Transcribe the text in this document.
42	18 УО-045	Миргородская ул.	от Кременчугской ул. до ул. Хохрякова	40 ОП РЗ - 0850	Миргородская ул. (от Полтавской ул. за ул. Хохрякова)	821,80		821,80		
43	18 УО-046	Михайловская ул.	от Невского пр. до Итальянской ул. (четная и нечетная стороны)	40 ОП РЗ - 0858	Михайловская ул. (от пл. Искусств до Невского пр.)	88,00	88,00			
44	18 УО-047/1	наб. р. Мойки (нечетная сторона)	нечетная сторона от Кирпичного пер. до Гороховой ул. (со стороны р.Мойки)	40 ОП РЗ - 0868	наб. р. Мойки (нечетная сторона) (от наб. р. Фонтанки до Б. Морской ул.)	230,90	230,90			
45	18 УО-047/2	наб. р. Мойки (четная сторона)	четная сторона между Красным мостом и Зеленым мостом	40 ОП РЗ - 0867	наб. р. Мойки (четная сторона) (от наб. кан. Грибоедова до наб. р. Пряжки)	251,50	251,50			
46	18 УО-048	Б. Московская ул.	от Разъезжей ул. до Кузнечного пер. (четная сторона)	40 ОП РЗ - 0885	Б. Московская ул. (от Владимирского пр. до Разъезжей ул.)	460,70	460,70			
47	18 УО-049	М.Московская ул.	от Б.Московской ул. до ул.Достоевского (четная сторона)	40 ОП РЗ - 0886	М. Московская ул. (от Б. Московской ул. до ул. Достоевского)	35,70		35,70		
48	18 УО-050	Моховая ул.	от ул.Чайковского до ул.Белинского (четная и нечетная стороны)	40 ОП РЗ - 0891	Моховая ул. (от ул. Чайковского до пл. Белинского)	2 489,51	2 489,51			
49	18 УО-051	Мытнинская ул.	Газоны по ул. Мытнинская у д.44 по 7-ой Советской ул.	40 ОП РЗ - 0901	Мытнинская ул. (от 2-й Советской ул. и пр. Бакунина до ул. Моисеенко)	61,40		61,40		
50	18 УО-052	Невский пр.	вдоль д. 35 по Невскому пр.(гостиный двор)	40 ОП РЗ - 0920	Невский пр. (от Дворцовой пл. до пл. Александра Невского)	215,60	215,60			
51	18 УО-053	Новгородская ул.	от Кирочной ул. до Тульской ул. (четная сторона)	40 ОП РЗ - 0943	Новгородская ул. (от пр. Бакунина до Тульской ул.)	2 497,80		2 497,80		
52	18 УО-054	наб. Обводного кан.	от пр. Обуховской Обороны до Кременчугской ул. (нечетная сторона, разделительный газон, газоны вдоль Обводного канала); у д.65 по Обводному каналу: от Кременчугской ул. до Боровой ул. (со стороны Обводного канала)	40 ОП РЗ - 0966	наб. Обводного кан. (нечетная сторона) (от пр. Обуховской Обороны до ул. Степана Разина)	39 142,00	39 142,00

********************

_AIM OF THE TASK_
Which lines of the data include "Невского"? Copy each of them.

_RESULT OF THE EXERCISE_
43	18 УО-046	Михайловская ул.	от Невского пр. до Итальянской ул. (четная и нечетная стороны)	40 ОП РЗ - 0858	Михайловская ул. (от пл. Искусств до Невского пр.)	88,00	88,00			
50	18 УО-052	Невский пр.	вдоль д. 35 по Невскому пр.(гостиный двор)	40 ОП РЗ - 0920	Невский пр. (от Дворцовой пл. до пл. Александра Невского)	215,60	215,60			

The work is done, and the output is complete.